Return the number of lines that contain the word "深挖内潜", and return nothing else.

====================

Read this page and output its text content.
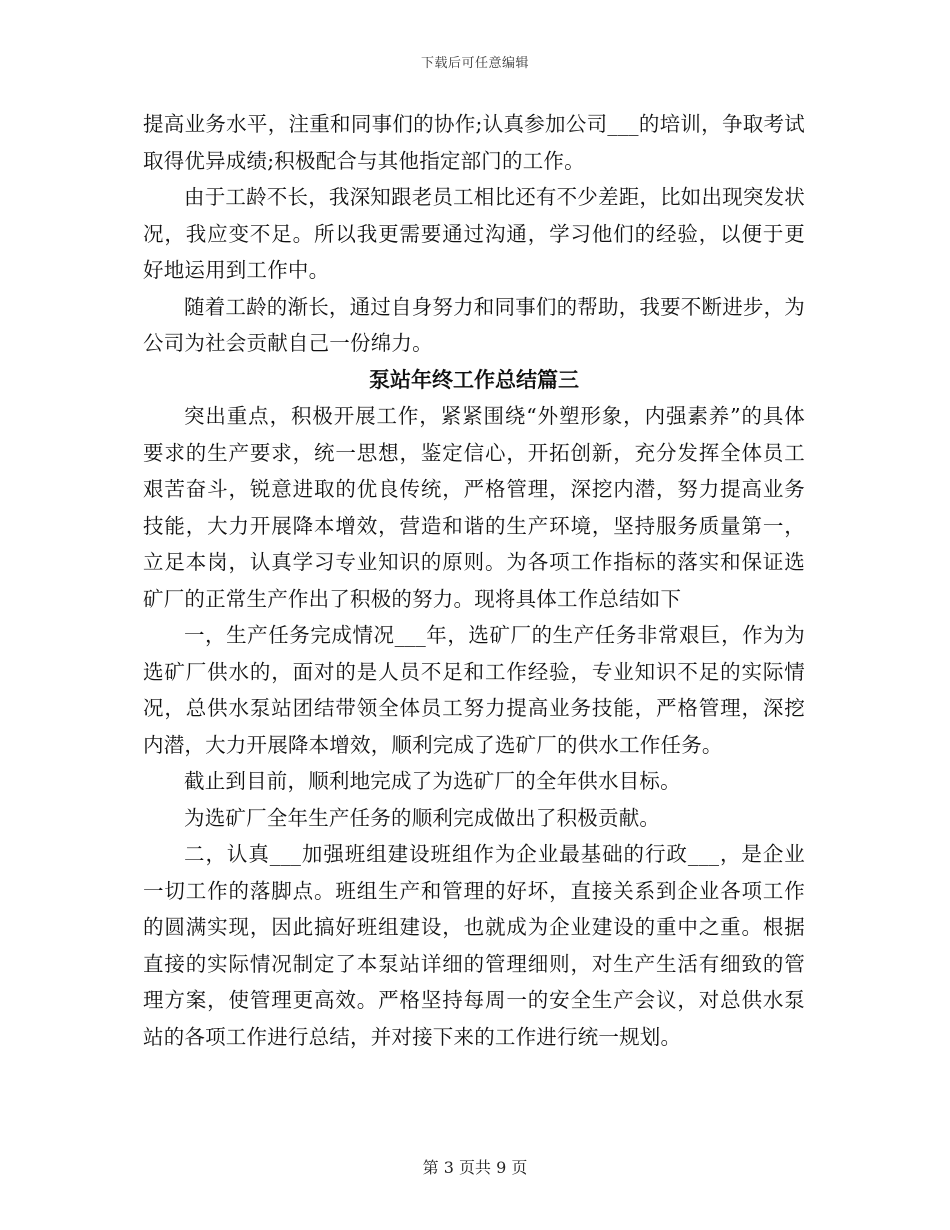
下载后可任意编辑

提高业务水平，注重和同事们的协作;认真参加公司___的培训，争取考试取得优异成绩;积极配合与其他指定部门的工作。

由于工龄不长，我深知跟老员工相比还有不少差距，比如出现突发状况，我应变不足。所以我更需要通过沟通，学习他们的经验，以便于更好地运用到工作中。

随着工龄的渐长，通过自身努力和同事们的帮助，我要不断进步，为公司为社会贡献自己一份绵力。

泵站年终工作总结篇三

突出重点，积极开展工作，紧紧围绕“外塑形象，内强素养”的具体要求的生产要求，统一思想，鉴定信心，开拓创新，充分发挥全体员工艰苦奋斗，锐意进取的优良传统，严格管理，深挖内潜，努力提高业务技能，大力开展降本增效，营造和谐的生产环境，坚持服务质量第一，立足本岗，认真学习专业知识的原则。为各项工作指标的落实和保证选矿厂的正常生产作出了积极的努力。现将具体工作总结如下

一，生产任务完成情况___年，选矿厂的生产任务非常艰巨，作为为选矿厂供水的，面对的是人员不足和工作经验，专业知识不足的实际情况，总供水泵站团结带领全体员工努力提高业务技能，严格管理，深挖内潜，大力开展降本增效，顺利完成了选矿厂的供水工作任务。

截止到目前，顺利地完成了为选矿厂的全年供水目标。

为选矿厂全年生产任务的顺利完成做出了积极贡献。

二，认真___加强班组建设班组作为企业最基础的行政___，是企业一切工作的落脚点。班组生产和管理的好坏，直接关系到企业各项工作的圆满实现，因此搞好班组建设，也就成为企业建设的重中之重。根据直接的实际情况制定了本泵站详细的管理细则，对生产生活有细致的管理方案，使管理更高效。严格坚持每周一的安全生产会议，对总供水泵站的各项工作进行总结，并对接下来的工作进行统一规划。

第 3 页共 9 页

====================

_Written solution_
2